TASK REQUIREMENTS:
Report how many lines include the word "USDJPY", and nothing besides that number.
· · · · ·
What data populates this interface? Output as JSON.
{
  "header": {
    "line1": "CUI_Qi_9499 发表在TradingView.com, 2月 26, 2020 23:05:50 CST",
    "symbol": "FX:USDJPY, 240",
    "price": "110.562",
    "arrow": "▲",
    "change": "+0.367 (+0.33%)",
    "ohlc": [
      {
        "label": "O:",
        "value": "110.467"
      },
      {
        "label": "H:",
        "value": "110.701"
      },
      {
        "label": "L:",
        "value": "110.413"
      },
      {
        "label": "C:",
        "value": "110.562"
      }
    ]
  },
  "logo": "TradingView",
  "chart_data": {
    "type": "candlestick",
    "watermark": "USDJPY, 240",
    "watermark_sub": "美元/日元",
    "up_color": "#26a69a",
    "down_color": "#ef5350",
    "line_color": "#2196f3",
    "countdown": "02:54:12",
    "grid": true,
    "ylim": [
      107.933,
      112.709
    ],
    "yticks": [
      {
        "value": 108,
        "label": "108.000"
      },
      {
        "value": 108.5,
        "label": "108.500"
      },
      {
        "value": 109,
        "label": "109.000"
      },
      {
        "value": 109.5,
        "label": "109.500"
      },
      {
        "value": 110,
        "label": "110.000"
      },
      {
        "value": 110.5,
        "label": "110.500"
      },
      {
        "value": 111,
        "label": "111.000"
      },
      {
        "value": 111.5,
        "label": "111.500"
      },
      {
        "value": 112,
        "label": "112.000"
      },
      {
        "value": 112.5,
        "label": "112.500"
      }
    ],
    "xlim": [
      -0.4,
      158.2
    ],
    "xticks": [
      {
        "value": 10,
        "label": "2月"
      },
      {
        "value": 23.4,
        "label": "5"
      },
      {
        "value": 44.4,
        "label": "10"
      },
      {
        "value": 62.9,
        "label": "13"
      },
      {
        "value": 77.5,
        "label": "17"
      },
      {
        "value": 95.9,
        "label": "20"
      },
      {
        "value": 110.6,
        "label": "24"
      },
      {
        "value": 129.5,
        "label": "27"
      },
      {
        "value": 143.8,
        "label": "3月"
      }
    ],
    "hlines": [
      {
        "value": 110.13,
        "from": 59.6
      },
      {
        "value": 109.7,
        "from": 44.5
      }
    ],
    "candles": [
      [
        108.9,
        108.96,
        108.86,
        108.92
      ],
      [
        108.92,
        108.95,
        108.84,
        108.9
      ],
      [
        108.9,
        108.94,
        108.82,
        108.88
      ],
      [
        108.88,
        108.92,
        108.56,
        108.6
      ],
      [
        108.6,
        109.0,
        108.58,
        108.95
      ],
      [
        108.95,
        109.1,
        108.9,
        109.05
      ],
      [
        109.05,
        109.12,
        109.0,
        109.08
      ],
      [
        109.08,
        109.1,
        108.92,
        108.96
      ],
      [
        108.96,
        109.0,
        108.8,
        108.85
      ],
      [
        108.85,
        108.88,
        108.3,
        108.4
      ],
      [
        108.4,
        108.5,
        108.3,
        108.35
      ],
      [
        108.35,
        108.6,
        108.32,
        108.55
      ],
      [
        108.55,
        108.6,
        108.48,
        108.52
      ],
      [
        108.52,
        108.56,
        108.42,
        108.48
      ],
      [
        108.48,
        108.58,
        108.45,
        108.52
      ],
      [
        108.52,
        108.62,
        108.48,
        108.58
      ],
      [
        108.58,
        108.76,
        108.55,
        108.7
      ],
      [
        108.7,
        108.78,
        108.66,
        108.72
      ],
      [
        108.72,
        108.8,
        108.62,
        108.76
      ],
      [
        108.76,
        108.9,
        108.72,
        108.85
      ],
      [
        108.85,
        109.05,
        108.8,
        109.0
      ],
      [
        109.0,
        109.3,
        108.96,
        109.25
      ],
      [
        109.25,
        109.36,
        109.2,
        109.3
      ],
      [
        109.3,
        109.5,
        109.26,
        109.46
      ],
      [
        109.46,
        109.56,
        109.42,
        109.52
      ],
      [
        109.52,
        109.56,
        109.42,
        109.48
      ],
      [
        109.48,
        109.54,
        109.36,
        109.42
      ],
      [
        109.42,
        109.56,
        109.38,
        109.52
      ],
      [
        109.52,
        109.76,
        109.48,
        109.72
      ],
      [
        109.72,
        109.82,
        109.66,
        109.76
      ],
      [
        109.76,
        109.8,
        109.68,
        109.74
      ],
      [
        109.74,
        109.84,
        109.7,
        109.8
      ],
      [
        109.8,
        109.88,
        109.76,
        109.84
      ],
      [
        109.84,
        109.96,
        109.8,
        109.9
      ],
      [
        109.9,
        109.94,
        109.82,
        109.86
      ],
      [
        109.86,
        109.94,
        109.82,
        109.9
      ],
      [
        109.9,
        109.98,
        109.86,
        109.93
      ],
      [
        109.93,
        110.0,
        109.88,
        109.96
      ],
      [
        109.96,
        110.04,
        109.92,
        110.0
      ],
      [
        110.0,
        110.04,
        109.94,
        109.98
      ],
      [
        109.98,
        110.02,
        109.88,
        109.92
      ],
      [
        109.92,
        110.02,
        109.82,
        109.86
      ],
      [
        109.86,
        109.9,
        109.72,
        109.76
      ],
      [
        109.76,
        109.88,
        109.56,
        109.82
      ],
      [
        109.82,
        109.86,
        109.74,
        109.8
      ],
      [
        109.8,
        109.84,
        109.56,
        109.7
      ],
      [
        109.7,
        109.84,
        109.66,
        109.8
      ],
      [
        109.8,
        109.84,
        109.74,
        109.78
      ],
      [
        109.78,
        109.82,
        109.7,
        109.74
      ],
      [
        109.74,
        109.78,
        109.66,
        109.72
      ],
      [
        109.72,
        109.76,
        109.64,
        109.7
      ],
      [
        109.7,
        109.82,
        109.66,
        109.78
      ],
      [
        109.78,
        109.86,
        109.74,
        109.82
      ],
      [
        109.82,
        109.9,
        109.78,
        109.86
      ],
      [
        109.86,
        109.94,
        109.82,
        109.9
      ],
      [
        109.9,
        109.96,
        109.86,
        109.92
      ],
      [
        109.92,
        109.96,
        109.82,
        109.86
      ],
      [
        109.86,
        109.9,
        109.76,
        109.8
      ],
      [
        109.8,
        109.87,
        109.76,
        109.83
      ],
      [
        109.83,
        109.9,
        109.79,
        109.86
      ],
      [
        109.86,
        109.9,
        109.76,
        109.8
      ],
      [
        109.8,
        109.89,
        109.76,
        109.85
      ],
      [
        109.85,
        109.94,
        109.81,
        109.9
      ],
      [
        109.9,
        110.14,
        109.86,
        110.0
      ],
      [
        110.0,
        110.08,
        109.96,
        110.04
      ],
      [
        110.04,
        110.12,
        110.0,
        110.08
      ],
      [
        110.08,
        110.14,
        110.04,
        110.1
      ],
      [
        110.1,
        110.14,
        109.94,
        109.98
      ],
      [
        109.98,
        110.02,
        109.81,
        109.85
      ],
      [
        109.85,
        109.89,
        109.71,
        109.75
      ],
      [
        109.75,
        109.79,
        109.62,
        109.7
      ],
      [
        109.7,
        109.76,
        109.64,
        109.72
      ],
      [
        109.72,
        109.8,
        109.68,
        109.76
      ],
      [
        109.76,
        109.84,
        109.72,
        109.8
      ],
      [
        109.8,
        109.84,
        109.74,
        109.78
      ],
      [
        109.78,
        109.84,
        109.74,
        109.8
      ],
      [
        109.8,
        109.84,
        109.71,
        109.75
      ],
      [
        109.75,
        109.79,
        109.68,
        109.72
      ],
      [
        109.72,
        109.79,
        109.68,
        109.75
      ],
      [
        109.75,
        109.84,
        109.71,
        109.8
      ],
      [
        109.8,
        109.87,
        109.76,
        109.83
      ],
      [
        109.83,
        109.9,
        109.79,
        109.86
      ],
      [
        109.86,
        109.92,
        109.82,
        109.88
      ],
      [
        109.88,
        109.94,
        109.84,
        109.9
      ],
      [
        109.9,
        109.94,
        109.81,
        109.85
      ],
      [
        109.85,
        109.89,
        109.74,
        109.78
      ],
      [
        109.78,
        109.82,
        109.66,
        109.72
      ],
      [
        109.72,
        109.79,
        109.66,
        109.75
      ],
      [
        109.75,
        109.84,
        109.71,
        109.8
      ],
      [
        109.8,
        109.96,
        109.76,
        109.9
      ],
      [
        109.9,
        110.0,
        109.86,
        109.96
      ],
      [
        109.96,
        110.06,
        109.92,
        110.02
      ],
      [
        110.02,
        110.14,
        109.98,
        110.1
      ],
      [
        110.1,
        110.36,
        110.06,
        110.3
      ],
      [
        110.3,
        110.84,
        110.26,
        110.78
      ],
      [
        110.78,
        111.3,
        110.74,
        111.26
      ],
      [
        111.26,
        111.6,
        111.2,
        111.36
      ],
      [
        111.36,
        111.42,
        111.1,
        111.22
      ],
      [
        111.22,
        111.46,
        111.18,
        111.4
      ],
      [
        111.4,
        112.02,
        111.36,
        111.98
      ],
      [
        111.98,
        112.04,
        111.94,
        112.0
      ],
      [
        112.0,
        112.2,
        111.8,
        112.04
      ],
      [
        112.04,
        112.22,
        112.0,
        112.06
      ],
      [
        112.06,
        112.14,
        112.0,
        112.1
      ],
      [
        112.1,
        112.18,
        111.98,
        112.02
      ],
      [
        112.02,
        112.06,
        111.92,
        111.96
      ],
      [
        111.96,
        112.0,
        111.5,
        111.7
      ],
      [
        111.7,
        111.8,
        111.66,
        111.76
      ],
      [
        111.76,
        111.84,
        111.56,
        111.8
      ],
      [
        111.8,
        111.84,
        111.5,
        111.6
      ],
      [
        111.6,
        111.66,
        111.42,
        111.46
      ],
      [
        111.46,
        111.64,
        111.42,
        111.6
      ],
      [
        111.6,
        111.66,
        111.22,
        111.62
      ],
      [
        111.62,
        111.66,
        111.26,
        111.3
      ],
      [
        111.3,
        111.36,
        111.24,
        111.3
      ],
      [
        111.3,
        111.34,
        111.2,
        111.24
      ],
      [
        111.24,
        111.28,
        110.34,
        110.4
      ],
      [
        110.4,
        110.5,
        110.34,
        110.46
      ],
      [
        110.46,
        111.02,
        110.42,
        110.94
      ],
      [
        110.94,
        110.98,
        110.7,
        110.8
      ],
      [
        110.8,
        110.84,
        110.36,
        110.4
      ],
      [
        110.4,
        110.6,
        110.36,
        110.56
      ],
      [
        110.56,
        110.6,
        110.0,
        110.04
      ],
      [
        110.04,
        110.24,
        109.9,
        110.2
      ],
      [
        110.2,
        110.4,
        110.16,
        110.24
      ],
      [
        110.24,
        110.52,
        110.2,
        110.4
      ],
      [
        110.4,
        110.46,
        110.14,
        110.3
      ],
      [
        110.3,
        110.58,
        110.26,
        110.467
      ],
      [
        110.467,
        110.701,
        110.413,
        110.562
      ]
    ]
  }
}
· · · · ·
FULL ANSWER:
2